**Task description**.
Copy out each line of the data that holds the string "calendar".

Dataset extract START

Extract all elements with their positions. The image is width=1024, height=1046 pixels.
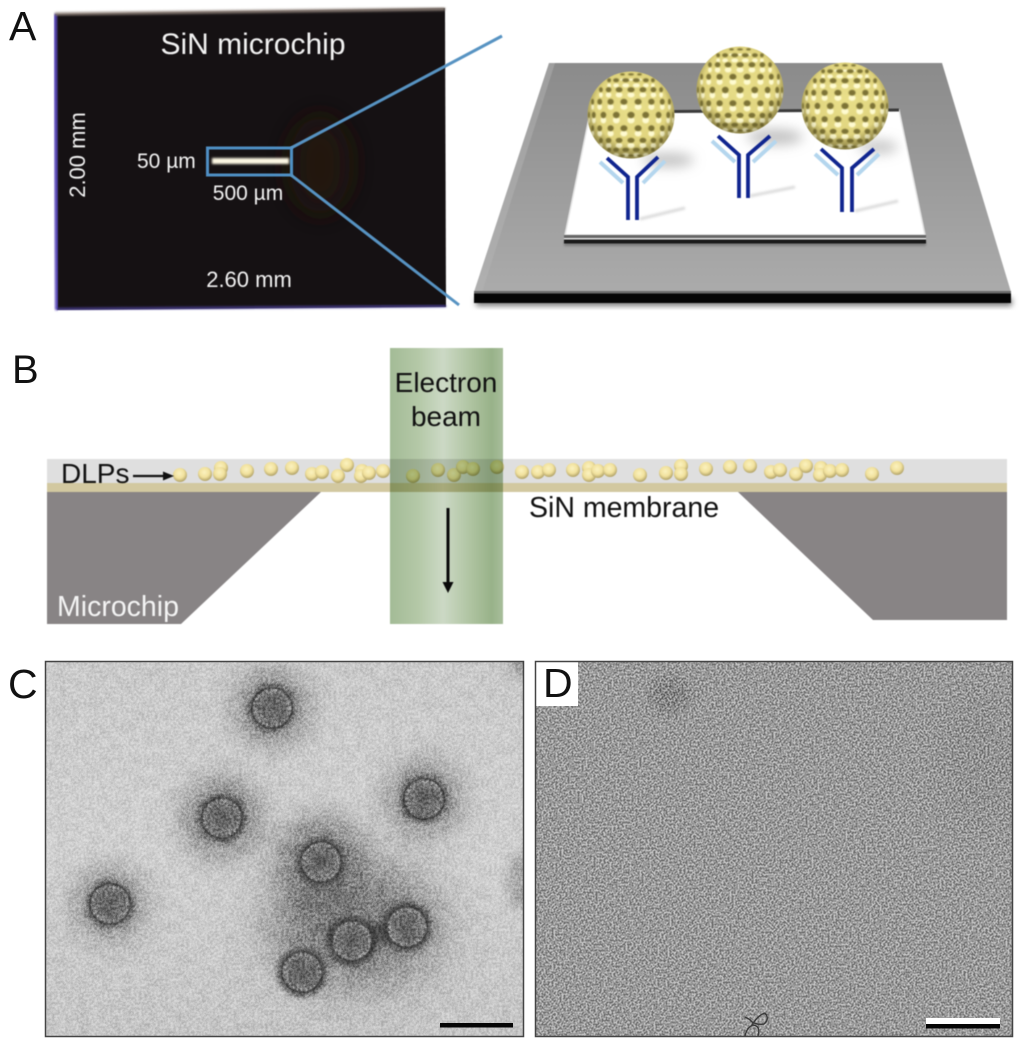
- antibody shadows: [640, 187, 898, 219]
- virus particle 2: [696, 46, 784, 137]
- scale bar: [440, 1023, 513, 1028]
- panel label D: D: [543, 660, 573, 706]
- panel label B: B: [12, 348, 39, 392]
- dimension: 2.00 mm: 2.00 mm: [65, 112, 90, 198]
- membrane window: [565, 110, 925, 235]
- label: SiN membrane: SiN membrane: [529, 492, 719, 524]
- virus particle 3: [802, 62, 888, 153]
- label: Microchip: Microchip: [57, 591, 179, 623]
- mottled texture: [69, 666, 522, 1022]
- dimension: 2.60 mm: 2.60 mm: [206, 267, 292, 292]
- arrow: DLPs pointer: [133, 472, 174, 480]
- dimension: 50 µm: 50 µm: [137, 150, 196, 173]
- panel label A: A: [9, 3, 37, 49]
- DLP particles: [173, 458, 904, 483]
- debris: [745, 1013, 767, 1036]
- membrane window slit: [212, 158, 289, 164]
- panel D frame: [536, 662, 1012, 1036]
- microchip left wedge: [47, 492, 321, 624]
- liquid layer: [47, 459, 1007, 484]
- panel C: negative-stain micrograph: [45, 649, 542, 1037]
- antibody 2: [712, 136, 776, 198]
- virus particle 1: [588, 72, 674, 162]
- label: Electron beam: beam: [411, 401, 481, 432]
- capsid spikes: [92, 690, 442, 990]
- panel label C: C: [8, 661, 38, 707]
- decorative edge: [55, 14, 57, 310]
- title: SiN microchip: SiN microchip: [160, 28, 346, 61]
- panel C frame: [46, 662, 524, 1036]
- panel B: cross-section schematic: [47, 348, 1007, 624]
- noise texture: [45, 661, 524, 1037]
- panel D: empty field micrograph: [535, 660, 1020, 1037]
- broad stain halos: [74, 649, 542, 985]
- window shadow: [564, 241, 926, 246]
- antibody 3: [815, 149, 879, 212]
- darker patches: [650, 677, 1020, 830]
- background: [45, 661, 524, 1037]
- background: [535, 661, 1013, 1037]
- virus particles: [89, 687, 445, 993]
- panel A: SiN microchip photograph: [55, 8, 446, 310]
- window front edge: [564, 235, 926, 244]
- microchip right wedge: [738, 492, 1007, 620]
- window top edge: [672, 110, 899, 112]
- tight halos: [86, 684, 448, 997]
- electron beam column: [390, 348, 503, 624]
- platform top: [474, 63, 1011, 292]
- panel A: 3D chip diagram: [474, 46, 1012, 306]
- zoom lines: [291, 36, 502, 305]
- dimension: 500 µm: 500 µm: [213, 182, 283, 205]
- SiN membrane layer: [47, 483, 1007, 492]
- antibody 1: [600, 157, 665, 220]
- label: Electron beam: Electron: [395, 367, 497, 398]
- platform front edge: [474, 292, 1011, 303]
- chip photo: [55, 8, 446, 310]
- drop shadow: [476, 298, 1012, 306]
- arrow: beam direction: [442, 508, 454, 593]
- highlight box: [208, 148, 292, 175]
- sphere shadows: [642, 129, 898, 167]
- scale bar: [926, 1018, 1000, 1028]
- platform left bevel: [474, 63, 555, 292]
- label: DLPs: DLPs: [61, 458, 129, 489]
- noise texture: [535, 661, 1013, 1037]
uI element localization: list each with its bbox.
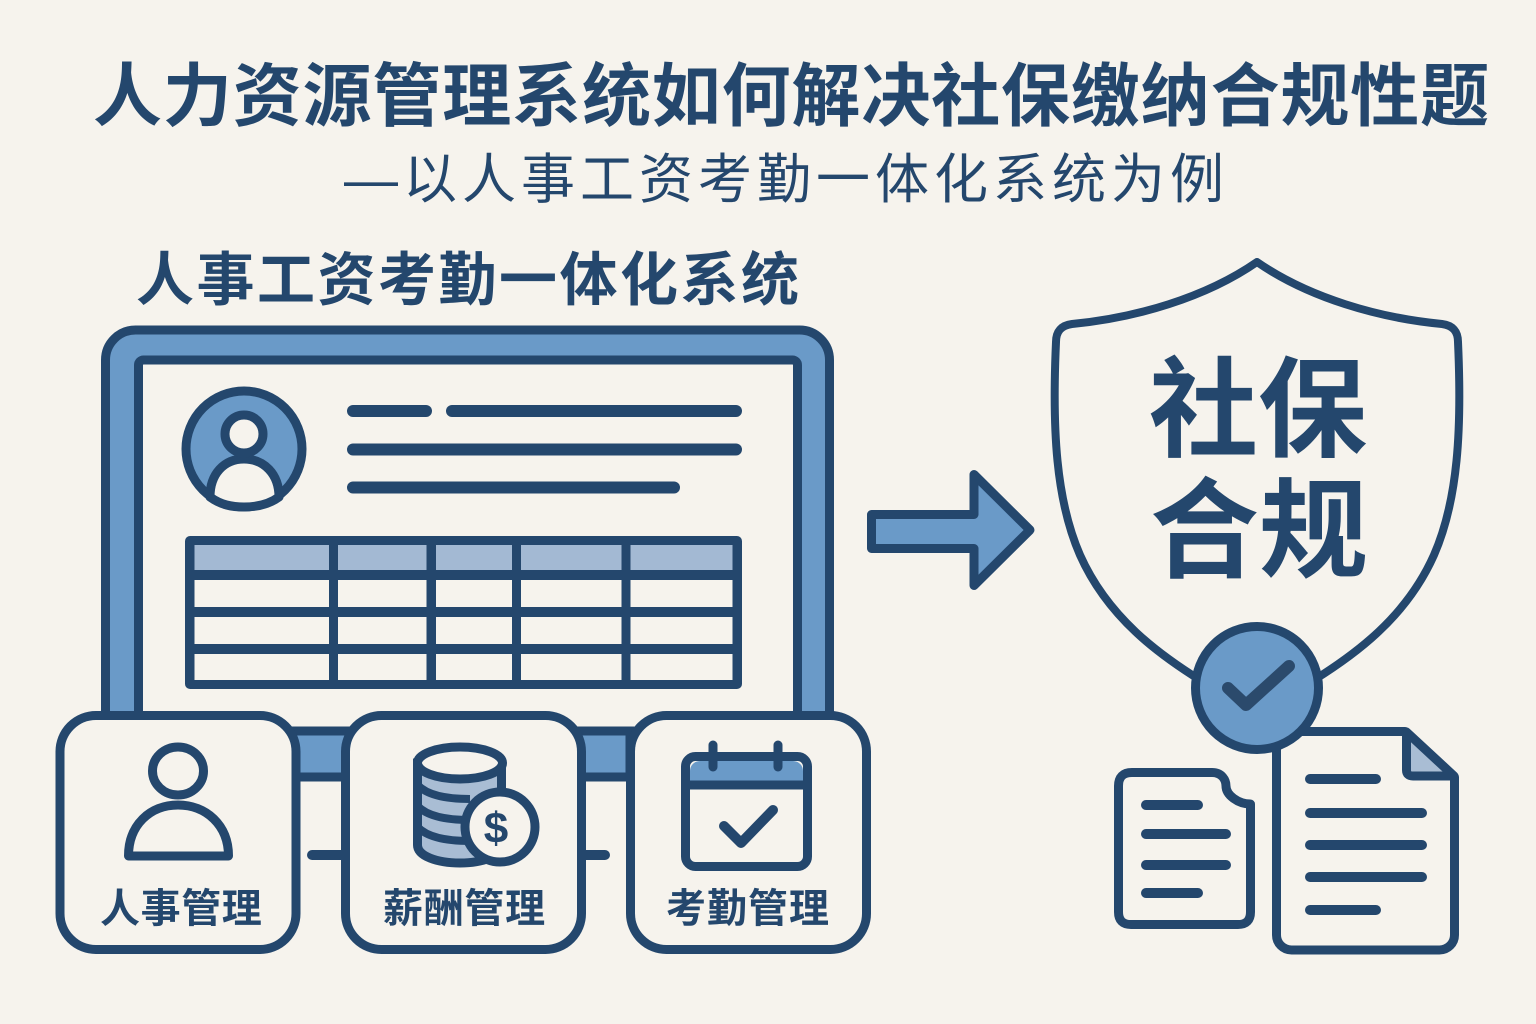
table base xyxy=(185,536,742,689)
table row 1 xyxy=(194,580,732,607)
label: 考勤管理 xyxy=(666,887,830,931)
table row 3 xyxy=(194,654,732,680)
calendar peg right xyxy=(774,745,782,767)
line 3 xyxy=(353,482,674,494)
large document xyxy=(1276,732,1454,950)
label: 薪酬管理 xyxy=(383,887,546,931)
cylinder top xyxy=(418,747,502,779)
folded corner xyxy=(1406,732,1454,776)
connector right xyxy=(582,850,605,860)
monitor screen xyxy=(138,360,798,800)
document sheet xyxy=(1276,732,1454,950)
person head xyxy=(152,747,204,795)
small document xyxy=(1118,772,1250,924)
arrow xyxy=(872,474,1030,586)
shield text xyxy=(1149,350,1368,593)
check mark xyxy=(1228,666,1289,705)
card frame xyxy=(60,716,296,950)
calendar peg left xyxy=(708,745,718,767)
table header cells xyxy=(194,545,732,570)
line 1 short xyxy=(353,405,426,417)
coin xyxy=(465,792,535,862)
document sheet xyxy=(1118,772,1250,924)
icon: person xyxy=(128,747,228,856)
document lines xyxy=(1146,805,1226,893)
document lines xyxy=(1310,779,1422,910)
dollar sign: $ xyxy=(484,804,508,853)
heading: integrated system: 人事工资考勤一体化系统 xyxy=(136,248,802,313)
card: attendance management xyxy=(630,716,866,950)
calendar header xyxy=(690,761,803,781)
calendar divider xyxy=(686,780,807,790)
line 2 xyxy=(353,444,736,456)
title: 人力资源管理系统如何解决社保缴纳合规性题 xyxy=(93,58,1490,135)
avatar xyxy=(186,391,302,507)
card frame xyxy=(630,716,866,950)
card: payroll management xyxy=(346,716,582,950)
person body xyxy=(128,805,228,856)
cylinder body xyxy=(418,763,502,863)
avatar body xyxy=(210,459,279,507)
data table xyxy=(185,536,742,689)
icon: database and coin xyxy=(418,747,535,863)
monitor frame xyxy=(106,330,830,800)
badge circle xyxy=(1196,626,1318,750)
calendar body xyxy=(686,756,808,866)
shield xyxy=(1055,262,1459,680)
connector left xyxy=(312,850,345,860)
line 1 long xyxy=(452,405,736,417)
avatar disc xyxy=(186,391,302,507)
shield text line 1: 社保 xyxy=(1149,350,1367,472)
avatar head xyxy=(225,415,263,453)
shield text line 2: 合规 xyxy=(1150,471,1368,593)
card frame xyxy=(346,716,582,950)
card: HR management xyxy=(60,716,296,950)
profile text lines xyxy=(353,411,736,488)
icon: calendar xyxy=(686,745,808,866)
panel: monitor xyxy=(100,330,840,855)
calendar check xyxy=(724,810,773,843)
cylinder bands xyxy=(418,785,470,841)
subtitle: —以人事工资考勤一体化系统为例 xyxy=(344,150,1229,210)
compliance check badge xyxy=(1196,626,1318,750)
monitor base bar xyxy=(290,731,630,777)
area under the base xyxy=(100,782,840,842)
table row 2 xyxy=(194,617,732,644)
label: 人事管理 xyxy=(100,887,262,931)
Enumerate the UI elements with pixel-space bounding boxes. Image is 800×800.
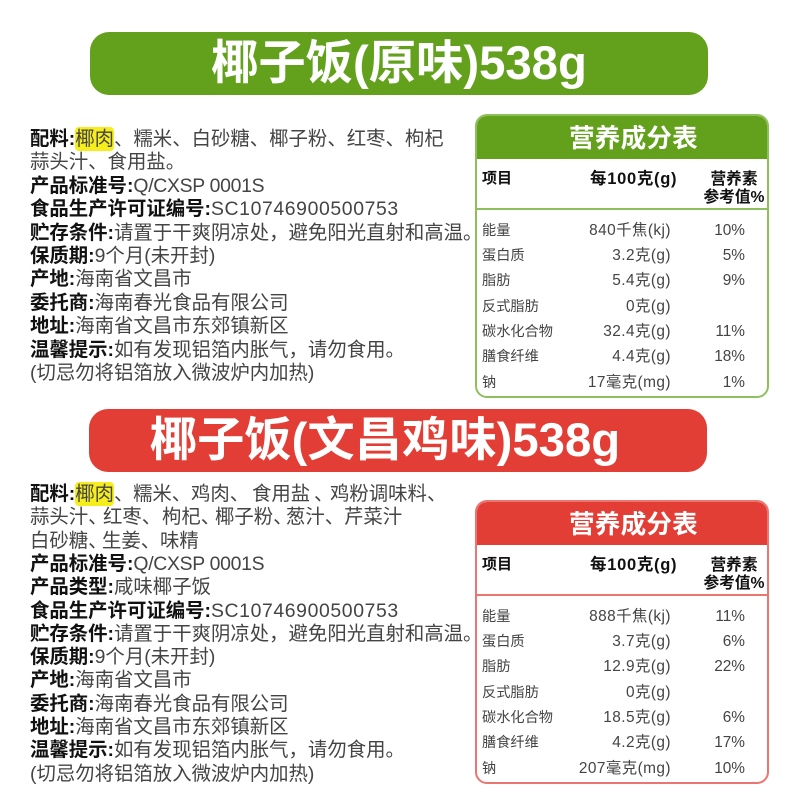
panel: original flavor nutrition table (475, 114, 769, 398)
row: sodium: 207毫克(mg) (579, 760, 671, 776)
text block: chicken flavor product information: 保质期:9个月(未开封) (30, 646, 215, 668)
text block: chicken flavor product information: 生姜、 (102, 530, 160, 552)
row: fat: 脂肪 (482, 659, 510, 675)
text block: chicken flavor product information: 食品生产许可证编号:SC10746900500753 (30, 600, 399, 622)
row: sodium: 钠 (482, 374, 496, 390)
text block: chicken flavor product information: 产品类型:咸味椰子饭 (30, 576, 211, 598)
row: energy: 能量 (482, 223, 510, 239)
row: protein: 蛋白质 (482, 634, 525, 650)
row: protein: 5% (723, 247, 745, 264)
row: protein (482, 246, 745, 264)
text block: chicken flavor product information: 红枣、 (103, 506, 161, 528)
row: trans fat: 0克(g) (626, 684, 671, 700)
row: trans fat: 反式脂肪 (482, 684, 539, 700)
table header: nutrient reference value: 参考值% (703, 189, 764, 206)
text block: original flavor product information: 地址:海南省文昌市东郊镇新区 (30, 315, 289, 337)
row: dietary fiber (482, 348, 745, 365)
row: carbohydrate: 6% (723, 708, 745, 726)
row: carbohydrate: 碳水化合物 (482, 710, 553, 726)
text block: chicken flavor product information: 味精 (160, 530, 199, 552)
row: dietary fiber: 18% (714, 348, 745, 365)
text block: original flavor product information (30, 127, 482, 384)
text block: chicken flavor product information: 地址:海南省文昌市东郊镇新区 (30, 716, 289, 738)
row: energy: 840千焦(kj) (589, 222, 671, 239)
row: energy (482, 222, 745, 239)
text block: chicken flavor product information: 椰子粉、 (215, 506, 293, 528)
title: original flavor: 椰子饭(原味)538g (211, 37, 587, 90)
row: carbohydrate: 32.4克(g) (603, 322, 671, 340)
panel heading: 营养成分表 (569, 125, 698, 153)
table header: item: 项目 (482, 170, 512, 187)
row: sodium: 10% (714, 760, 745, 776)
text block: chicken flavor product information: 鸡粉调味料、 (330, 483, 446, 505)
row: energy: 能量 (482, 609, 510, 625)
text block: chicken flavor product information: 枸杞、 (162, 506, 220, 528)
text block: chicken flavor product information: 配料:椰肉、 (30, 483, 133, 505)
row: carbohydrate: 11% (715, 322, 745, 340)
row: energy: 888千焦(kj) (589, 608, 671, 625)
title: original flavor (90, 32, 708, 95)
row: fat: 5.4克(g) (612, 272, 671, 289)
table header: per 100g: 每100克(g) (590, 556, 677, 574)
row: sodium (482, 374, 745, 390)
text block: original flavor product information: 产品标准号:Q/CXSP 0001S (30, 175, 264, 197)
row: trans fat (482, 684, 671, 700)
row: fat: 12.9克(g) (603, 658, 671, 675)
row: carbohydrate (482, 708, 745, 726)
row: trans fat (482, 298, 671, 314)
text block: original flavor product information: 产地:海南省文昌市 (30, 268, 192, 290)
row: dietary fiber: 4.4克(g) (612, 348, 671, 365)
panel: chicken flavor nutrition table (475, 500, 769, 784)
row: fat: 22% (714, 658, 745, 675)
text block: chicken flavor product information: 产品标准号:Q/CXSP 0001S (30, 553, 264, 575)
panel heading (475, 500, 769, 545)
row: dietary fiber: 17% (714, 734, 745, 751)
row: dietary fiber: 膳食纤维 (482, 349, 539, 365)
text block: original flavor product information: 保质期:9个月(未开封) (30, 245, 215, 267)
row: trans fat: 0克(g) (626, 298, 671, 314)
text block: original flavor product information: (切忌勿将铝箔放入微波炉内加热) (30, 362, 314, 384)
table header: nutrient reference value: 参考值% (703, 575, 764, 592)
row: trans fat: 反式脂肪 (482, 298, 539, 314)
text block: chicken flavor product information: 产地:海南省文昌市 (30, 669, 192, 691)
row: sodium: 1% (723, 374, 745, 390)
text block: original flavor product information: 蒜头汁、食用盐。 (30, 151, 185, 173)
text block: chicken flavor product information: 贮存条件:请置于干爽阴凉处，避免阳光直射和高温。 (30, 623, 482, 645)
text block: chicken flavor product information: 食用盐 (252, 483, 310, 505)
row: carbohydrate: 碳水化合物 (482, 324, 553, 340)
row: protein: 3.2克(g) (612, 247, 671, 264)
text block: original flavor product information: 配料:椰肉、糯米、白砂糖、椰子粉、红枣、枸杞 (30, 128, 444, 150)
text block: chicken flavor product information: 蒜头汁、 (30, 506, 108, 528)
text block: original flavor product information: 温馨提示:如有发现铝箔内胀气，请勿食用。 (30, 339, 405, 361)
row: protein: 蛋白质 (482, 248, 525, 264)
row: dietary fiber: 膳食纤维 (482, 735, 539, 751)
row: dietary fiber (482, 734, 745, 751)
text block: chicken flavor product information: 委托商:海南春光食品有限公司 (30, 693, 289, 715)
text block: chicken flavor product information: 葱汁、 (286, 506, 344, 528)
table header: nutrient reference value: 营养素 (710, 557, 758, 574)
row: fat (482, 658, 745, 675)
table header: per 100g: 每100克(g) (590, 170, 677, 188)
row: fat: 脂肪 (482, 273, 510, 289)
row: fat (482, 272, 745, 289)
text block: original flavor product information: 贮存条件:请置于干爽阴凉处，避免阳光直射和高温。 (30, 222, 482, 244)
panel heading: 营养成分表 (569, 511, 698, 539)
row: carbohydrate (482, 322, 745, 340)
row: energy: 10% (714, 222, 745, 239)
table header: item: 项目 (482, 556, 512, 573)
row: protein: 6% (723, 633, 745, 650)
text block: chicken flavor product information: (切忌勿将铝箔放入微波炉内加热) (30, 763, 314, 785)
text block: chicken flavor product information: 温馨提示:如有发现铝箔内胀气，请勿食用。 (30, 739, 405, 761)
row: protein: 3.7克(g) (612, 633, 671, 650)
text block: chicken flavor product information (30, 482, 482, 785)
text block: chicken flavor product information: 糯米、 (133, 483, 191, 505)
title: Wenchang chicken flavor (89, 409, 707, 472)
table header: nutrient reference value: 营养素 (710, 171, 758, 188)
text block: chicken flavor product information: 、 (314, 483, 333, 505)
row: sodium (482, 760, 745, 776)
text block: original flavor product information: 食品生产许可证编号:SC10746900500753 (30, 198, 399, 220)
text block: chicken flavor product information: 芹菜汁 (344, 506, 402, 528)
row: dietary fiber: 4.2克(g) (612, 734, 671, 751)
row: sodium: 17毫克(mg) (588, 374, 671, 390)
row: energy: 11% (715, 608, 745, 625)
row: protein (482, 632, 745, 650)
table header: nutrient reference value (703, 556, 764, 592)
row: fat: 9% (723, 272, 745, 289)
row: sodium: 钠 (482, 760, 496, 776)
panel heading (475, 114, 769, 159)
title: Wenchang chicken flavor: 椰子饭(文昌鸡味)538g (150, 414, 620, 467)
table header: nutrient reference value (703, 170, 764, 206)
text block: original flavor product information: 委托商:海南春光食品有限公司 (30, 292, 289, 314)
text block: chicken flavor product information: 鸡肉、 (191, 483, 249, 505)
text block: chicken flavor product information: 白砂糖、 (30, 530, 108, 552)
row: carbohydrate: 18.5克(g) (603, 708, 671, 726)
row: energy (482, 608, 745, 625)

Dataset extract END

**Reply**.
calendar peg right xyxy=(774,745,782,767)
calendar peg left xyxy=(708,745,718,767)
calendar header xyxy=(690,761,803,781)
calendar divider xyxy=(686,780,807,790)
calendar body xyxy=(686,756,808,866)
icon: calendar xyxy=(686,745,808,866)
calendar check xyxy=(724,810,773,843)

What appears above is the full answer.